**Exercise**
The line containing "Extract the chart's" marks where to begin; quote it and every line after it through the end of the data, exactly as written.

**Record set**

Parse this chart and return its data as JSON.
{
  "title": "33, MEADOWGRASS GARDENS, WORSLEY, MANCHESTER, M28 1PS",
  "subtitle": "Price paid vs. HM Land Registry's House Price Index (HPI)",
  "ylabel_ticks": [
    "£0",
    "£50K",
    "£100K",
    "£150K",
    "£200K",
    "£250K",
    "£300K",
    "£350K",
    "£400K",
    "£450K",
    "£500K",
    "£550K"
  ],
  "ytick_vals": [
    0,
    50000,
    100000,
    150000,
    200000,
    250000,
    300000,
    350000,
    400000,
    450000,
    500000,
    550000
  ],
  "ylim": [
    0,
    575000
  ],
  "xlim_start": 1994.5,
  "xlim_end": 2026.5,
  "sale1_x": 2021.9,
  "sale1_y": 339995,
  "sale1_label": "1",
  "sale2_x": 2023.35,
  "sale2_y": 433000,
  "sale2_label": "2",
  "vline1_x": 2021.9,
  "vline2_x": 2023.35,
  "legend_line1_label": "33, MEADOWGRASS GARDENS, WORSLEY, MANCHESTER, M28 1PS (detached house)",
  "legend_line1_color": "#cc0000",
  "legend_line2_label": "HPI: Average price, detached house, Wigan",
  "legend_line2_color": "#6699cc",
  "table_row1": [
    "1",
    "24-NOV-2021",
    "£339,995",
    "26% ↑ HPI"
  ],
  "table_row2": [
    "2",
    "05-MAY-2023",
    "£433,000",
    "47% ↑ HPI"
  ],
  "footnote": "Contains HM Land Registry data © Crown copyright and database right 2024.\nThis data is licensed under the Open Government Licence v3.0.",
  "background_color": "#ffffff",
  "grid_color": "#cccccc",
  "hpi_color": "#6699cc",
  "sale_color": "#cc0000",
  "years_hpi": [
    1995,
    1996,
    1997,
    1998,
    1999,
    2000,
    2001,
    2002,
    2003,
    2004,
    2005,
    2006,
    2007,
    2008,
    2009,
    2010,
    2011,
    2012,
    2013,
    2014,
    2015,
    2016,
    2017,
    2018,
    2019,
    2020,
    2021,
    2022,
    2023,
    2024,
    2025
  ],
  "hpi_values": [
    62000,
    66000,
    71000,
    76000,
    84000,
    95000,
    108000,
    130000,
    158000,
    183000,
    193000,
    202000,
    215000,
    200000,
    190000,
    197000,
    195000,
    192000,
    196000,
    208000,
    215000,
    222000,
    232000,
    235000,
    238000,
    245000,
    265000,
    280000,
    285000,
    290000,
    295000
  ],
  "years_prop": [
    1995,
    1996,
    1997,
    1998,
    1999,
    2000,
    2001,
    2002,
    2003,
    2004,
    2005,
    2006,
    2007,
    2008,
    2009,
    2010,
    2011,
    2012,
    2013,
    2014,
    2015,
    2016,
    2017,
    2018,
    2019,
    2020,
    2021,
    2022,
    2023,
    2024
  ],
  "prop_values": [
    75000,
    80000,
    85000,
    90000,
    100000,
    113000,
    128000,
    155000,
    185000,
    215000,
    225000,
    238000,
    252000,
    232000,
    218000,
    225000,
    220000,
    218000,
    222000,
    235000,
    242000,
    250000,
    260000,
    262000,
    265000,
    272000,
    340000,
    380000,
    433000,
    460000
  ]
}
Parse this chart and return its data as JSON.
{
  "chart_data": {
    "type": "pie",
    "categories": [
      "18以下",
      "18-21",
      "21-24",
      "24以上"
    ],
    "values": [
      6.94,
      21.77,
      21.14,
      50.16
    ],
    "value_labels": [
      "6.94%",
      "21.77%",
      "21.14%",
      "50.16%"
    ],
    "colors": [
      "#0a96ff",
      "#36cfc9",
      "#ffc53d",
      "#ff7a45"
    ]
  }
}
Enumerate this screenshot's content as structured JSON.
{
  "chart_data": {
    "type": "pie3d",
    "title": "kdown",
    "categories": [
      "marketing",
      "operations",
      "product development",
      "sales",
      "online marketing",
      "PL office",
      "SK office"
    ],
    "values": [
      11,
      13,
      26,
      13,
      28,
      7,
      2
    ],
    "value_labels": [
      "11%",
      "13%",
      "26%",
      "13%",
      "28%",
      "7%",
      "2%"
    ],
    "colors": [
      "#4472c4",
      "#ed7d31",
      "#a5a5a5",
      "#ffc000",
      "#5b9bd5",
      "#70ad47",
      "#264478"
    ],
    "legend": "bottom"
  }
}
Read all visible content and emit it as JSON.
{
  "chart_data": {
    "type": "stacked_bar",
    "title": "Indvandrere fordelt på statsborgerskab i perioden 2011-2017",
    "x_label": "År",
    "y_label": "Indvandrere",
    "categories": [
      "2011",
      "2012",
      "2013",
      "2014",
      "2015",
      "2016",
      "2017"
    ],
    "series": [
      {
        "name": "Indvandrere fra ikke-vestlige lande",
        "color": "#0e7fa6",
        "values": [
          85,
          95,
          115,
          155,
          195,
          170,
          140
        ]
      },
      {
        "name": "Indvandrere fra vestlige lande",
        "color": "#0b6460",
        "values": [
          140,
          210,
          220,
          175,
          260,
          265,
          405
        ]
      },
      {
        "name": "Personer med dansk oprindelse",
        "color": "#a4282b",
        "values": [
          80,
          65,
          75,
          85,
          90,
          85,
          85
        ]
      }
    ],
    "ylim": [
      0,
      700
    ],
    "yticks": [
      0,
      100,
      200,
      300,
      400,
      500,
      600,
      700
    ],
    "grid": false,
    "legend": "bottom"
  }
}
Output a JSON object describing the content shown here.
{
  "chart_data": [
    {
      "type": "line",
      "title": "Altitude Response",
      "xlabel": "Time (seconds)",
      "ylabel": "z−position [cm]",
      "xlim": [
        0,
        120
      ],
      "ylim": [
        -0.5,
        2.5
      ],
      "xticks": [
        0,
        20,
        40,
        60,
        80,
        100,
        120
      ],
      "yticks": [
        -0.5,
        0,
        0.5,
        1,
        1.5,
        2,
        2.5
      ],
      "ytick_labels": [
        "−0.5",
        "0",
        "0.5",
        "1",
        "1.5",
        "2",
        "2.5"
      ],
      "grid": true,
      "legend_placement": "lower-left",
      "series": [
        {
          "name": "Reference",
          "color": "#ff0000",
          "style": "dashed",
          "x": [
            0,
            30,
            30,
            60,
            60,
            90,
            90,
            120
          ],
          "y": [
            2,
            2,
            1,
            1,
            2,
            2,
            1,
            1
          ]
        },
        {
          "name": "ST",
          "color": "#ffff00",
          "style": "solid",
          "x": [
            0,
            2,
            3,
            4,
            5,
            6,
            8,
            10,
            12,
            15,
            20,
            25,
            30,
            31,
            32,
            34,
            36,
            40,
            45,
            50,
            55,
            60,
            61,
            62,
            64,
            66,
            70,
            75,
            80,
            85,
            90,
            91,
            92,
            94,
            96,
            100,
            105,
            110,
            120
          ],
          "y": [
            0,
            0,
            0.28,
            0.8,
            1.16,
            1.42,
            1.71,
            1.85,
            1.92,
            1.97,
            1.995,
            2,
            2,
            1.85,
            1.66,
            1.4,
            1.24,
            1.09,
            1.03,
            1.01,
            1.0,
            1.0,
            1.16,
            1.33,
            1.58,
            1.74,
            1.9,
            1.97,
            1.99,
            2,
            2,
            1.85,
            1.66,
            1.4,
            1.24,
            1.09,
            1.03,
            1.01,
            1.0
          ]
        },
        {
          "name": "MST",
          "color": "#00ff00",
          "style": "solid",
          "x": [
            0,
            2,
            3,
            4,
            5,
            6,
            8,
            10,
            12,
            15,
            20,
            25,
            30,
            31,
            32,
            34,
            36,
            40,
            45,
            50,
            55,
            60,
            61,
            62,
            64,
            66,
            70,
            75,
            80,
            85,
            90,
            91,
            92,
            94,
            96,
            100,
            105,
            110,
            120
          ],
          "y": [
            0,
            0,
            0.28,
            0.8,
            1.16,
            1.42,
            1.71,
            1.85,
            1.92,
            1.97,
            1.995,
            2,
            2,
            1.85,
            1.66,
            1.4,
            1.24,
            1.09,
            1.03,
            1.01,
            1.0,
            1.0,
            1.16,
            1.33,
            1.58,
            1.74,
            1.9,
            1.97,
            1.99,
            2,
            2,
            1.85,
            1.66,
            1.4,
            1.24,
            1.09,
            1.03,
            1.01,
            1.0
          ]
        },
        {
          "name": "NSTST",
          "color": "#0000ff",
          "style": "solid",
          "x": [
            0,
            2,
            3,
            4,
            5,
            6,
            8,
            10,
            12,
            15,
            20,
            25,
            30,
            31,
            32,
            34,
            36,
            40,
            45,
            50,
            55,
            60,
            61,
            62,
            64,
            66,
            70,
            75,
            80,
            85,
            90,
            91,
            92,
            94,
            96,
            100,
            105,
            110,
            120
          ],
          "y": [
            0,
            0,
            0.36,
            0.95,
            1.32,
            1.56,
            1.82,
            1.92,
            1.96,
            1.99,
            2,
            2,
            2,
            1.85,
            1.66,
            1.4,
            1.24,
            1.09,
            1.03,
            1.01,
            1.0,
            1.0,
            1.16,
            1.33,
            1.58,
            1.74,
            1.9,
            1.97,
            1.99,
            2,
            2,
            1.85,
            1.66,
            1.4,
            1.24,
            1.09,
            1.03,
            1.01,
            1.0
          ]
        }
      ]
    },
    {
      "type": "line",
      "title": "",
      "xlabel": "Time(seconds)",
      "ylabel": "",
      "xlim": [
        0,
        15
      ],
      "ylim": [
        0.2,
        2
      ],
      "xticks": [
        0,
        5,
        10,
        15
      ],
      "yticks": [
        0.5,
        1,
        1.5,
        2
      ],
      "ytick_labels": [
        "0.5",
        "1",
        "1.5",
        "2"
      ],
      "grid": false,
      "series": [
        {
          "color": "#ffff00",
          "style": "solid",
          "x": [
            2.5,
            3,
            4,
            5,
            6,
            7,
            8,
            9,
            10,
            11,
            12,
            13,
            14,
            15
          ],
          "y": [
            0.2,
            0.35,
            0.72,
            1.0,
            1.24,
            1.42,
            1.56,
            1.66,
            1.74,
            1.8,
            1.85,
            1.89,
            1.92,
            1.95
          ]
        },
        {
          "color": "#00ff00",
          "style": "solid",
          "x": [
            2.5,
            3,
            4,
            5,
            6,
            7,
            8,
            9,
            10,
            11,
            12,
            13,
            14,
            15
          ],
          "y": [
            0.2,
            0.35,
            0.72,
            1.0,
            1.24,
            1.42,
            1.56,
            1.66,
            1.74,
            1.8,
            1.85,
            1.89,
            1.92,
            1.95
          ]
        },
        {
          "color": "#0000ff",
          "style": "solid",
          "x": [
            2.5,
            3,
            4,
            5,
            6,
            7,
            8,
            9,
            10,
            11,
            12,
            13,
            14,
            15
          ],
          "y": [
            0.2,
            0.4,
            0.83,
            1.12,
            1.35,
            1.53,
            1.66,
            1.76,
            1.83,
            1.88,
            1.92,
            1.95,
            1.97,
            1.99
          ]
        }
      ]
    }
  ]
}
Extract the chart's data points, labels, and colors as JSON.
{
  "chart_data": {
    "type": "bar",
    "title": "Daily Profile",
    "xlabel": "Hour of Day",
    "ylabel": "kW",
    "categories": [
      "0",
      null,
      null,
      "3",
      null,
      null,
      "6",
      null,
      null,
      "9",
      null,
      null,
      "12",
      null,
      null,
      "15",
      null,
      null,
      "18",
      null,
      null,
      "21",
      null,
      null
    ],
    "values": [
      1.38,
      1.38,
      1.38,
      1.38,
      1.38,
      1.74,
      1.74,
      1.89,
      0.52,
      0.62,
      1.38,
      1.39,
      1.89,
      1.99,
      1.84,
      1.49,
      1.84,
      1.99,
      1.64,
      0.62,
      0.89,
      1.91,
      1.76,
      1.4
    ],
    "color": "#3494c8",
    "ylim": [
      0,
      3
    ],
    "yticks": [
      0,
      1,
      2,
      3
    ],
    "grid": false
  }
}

**Problem solution**
Extract the chart's data points, labels, and colors as JSON.
{
  "chart_data": {
    "type": "bar",
    "title": "Daily Profile",
    "xlabel": "Hour of Day",
    "ylabel": "kW",
    "categories": [
      "0",
      null,
      null,
      "3",
      null,
      null,
      "6",
      null,
      null,
      "9",
      null,
      null,
      "12",
      null,
      null,
      "15",
      null,
      null,
      "18",
      null,
      null,
      "21",
      null,
      null
    ],
    "values": [
      1.38,
      1.38,
      1.38,
      1.38,
      1.38,
      1.74,
      1.74,
      1.89,
      0.52,
      0.62,
      1.38,
      1.39,
      1.89,
      1.99,
      1.84,
      1.49,
      1.84,
      1.99,
      1.64,
      0.62,
      0.89,
      1.91,
      1.76,
      1.4
    ],
    "color": "#3494c8",
    "ylim": [
      0,
      3
    ],
    "yticks": [
      0,
      1,
      2,
      3
    ],
    "grid": false
  }
}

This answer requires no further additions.